TO DO: Locate and copy all lines bearing the word "screenshot".

ROWS:
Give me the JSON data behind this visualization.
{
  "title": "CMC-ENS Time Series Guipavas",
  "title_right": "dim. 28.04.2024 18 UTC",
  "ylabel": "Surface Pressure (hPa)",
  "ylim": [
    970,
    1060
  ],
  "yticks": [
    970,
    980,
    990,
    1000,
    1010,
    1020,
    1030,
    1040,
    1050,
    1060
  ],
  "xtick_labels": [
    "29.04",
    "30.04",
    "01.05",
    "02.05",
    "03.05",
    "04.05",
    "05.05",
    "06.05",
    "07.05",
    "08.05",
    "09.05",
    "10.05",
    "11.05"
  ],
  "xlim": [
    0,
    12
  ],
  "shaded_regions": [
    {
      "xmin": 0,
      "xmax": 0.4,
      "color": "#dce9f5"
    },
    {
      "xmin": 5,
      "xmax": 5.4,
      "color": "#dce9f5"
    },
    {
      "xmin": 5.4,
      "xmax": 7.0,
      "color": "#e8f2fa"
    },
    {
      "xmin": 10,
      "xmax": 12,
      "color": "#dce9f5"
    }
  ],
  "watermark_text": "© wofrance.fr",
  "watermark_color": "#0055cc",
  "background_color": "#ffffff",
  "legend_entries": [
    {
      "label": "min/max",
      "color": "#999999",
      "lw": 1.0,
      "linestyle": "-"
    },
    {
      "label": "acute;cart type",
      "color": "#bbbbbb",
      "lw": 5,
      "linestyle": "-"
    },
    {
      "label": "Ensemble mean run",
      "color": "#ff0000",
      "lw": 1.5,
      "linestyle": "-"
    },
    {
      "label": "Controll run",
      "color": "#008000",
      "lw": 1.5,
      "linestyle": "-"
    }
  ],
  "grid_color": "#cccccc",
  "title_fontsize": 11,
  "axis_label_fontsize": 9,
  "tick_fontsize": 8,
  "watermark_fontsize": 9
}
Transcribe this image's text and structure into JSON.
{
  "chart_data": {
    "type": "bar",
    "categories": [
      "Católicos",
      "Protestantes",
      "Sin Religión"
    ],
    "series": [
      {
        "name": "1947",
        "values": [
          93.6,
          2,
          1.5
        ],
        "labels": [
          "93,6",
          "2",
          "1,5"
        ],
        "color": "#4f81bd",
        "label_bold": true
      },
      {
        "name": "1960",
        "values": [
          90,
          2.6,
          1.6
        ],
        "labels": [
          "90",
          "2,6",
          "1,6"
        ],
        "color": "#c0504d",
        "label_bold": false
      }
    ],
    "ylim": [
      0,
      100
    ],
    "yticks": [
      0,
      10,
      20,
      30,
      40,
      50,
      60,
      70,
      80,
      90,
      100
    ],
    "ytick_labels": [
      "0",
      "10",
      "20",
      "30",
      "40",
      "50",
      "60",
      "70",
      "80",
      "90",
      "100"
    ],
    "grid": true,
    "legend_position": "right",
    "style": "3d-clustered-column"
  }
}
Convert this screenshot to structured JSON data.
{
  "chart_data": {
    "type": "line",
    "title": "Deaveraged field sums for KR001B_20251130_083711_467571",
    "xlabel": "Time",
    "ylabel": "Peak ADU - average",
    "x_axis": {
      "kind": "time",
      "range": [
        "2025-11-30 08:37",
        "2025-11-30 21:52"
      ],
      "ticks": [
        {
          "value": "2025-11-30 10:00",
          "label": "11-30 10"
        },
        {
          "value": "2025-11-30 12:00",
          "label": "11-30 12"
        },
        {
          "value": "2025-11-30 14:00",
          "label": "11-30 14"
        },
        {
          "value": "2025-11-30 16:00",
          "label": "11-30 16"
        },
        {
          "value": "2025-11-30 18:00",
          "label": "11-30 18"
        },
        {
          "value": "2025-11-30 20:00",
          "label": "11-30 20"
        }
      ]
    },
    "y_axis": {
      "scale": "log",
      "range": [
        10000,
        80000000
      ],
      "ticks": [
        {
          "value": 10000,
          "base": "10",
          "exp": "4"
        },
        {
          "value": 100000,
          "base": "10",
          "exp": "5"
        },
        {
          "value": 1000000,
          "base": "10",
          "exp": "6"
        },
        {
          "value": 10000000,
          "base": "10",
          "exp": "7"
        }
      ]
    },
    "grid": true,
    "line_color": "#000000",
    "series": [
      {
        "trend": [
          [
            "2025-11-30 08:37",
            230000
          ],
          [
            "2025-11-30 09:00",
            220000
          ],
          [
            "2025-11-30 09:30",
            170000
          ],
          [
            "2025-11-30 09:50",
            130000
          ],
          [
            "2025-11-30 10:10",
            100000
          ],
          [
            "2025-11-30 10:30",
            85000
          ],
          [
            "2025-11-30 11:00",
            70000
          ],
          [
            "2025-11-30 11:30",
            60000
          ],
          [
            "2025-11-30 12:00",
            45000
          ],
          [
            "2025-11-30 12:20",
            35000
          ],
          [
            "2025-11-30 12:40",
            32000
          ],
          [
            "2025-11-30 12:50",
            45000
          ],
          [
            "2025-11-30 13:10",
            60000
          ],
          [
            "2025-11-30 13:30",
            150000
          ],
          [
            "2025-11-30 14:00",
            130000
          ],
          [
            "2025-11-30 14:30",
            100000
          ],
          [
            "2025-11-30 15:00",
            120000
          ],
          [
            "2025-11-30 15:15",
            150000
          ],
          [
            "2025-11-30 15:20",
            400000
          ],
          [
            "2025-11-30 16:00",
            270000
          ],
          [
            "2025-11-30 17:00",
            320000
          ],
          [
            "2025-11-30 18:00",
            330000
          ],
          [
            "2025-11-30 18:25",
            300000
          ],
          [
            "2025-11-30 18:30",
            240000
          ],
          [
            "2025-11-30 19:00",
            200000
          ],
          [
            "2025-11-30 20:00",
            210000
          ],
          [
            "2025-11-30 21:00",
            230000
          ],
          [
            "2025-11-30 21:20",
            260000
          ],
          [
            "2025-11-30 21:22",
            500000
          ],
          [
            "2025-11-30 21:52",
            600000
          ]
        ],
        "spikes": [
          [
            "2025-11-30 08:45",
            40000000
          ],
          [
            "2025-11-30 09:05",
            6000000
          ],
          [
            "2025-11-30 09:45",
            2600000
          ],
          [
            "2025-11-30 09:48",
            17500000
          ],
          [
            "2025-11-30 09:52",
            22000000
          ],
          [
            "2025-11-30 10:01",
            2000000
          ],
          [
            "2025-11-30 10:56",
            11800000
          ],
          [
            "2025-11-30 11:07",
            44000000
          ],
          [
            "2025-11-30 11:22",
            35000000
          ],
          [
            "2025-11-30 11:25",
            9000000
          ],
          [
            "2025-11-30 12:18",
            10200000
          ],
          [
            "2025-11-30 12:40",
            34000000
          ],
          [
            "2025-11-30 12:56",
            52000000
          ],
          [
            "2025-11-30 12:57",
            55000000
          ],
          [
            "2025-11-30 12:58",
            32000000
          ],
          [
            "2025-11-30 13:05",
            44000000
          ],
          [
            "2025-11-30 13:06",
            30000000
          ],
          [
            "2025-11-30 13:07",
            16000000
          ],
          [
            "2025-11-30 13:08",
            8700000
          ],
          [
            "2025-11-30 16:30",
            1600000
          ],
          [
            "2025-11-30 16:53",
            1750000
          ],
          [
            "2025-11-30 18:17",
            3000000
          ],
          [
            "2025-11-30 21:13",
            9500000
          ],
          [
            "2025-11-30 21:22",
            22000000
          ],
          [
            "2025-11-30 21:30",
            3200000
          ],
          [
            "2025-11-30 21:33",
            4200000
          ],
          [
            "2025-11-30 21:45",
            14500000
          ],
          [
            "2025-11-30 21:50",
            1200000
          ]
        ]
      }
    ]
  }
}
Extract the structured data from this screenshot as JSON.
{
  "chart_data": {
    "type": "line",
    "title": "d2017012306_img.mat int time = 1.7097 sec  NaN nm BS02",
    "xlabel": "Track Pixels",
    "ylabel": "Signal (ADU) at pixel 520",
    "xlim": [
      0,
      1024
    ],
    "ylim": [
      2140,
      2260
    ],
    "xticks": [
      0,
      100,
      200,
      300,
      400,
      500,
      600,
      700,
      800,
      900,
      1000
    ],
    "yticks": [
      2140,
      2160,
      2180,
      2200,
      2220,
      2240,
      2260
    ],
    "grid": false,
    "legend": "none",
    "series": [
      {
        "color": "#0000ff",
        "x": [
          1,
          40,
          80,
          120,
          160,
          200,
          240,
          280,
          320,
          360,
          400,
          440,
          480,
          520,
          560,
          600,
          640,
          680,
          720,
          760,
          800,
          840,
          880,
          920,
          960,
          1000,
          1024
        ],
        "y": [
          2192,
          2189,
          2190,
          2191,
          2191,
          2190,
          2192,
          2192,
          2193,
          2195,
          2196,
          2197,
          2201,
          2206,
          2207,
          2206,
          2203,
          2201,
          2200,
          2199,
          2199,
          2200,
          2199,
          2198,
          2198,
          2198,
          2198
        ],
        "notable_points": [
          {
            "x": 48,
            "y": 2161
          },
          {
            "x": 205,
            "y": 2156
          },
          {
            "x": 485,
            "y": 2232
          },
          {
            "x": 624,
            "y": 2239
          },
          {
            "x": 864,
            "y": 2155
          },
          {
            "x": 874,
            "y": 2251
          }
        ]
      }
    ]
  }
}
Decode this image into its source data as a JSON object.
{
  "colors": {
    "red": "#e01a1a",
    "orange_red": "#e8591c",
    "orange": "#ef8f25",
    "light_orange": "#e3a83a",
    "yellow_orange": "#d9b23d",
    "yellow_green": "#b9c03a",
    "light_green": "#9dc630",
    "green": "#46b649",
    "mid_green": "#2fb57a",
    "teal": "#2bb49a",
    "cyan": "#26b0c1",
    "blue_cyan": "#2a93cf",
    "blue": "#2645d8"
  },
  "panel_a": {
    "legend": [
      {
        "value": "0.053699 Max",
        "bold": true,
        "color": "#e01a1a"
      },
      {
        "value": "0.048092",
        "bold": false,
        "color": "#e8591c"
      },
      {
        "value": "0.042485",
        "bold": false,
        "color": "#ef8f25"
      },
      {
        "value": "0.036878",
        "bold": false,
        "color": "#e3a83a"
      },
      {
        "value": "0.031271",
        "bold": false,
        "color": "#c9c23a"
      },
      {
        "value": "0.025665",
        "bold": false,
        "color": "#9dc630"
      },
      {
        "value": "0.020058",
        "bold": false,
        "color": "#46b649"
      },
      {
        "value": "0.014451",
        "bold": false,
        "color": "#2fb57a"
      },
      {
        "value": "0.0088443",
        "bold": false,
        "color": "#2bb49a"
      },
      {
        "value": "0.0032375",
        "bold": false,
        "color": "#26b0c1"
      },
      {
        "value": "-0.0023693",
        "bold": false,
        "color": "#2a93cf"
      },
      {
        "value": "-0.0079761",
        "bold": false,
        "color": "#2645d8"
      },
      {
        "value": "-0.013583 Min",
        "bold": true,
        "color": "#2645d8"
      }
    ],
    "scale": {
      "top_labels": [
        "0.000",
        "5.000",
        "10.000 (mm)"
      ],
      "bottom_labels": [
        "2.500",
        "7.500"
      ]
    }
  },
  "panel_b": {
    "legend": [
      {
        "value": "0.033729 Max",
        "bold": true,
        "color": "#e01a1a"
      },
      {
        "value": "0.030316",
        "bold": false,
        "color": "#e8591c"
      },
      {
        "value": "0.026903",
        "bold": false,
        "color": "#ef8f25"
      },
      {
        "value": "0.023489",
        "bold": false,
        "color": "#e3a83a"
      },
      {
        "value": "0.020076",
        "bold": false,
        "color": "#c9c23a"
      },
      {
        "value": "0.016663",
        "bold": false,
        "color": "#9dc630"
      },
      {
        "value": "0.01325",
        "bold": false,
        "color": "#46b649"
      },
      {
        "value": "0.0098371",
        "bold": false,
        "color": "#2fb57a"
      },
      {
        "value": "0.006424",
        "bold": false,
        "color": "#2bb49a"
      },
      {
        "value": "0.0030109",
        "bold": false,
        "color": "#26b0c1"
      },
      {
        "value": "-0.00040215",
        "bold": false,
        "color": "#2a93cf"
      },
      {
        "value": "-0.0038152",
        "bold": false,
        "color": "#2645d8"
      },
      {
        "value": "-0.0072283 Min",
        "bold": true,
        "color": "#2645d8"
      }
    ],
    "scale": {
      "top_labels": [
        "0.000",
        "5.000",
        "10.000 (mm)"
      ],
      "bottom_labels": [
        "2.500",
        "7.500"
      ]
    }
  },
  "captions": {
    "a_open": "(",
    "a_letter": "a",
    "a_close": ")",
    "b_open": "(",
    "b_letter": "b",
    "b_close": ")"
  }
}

WRITTEN ANSWER:
Convert this screenshot to structured JSON data.
Extract the structured data from this screenshot as JSON.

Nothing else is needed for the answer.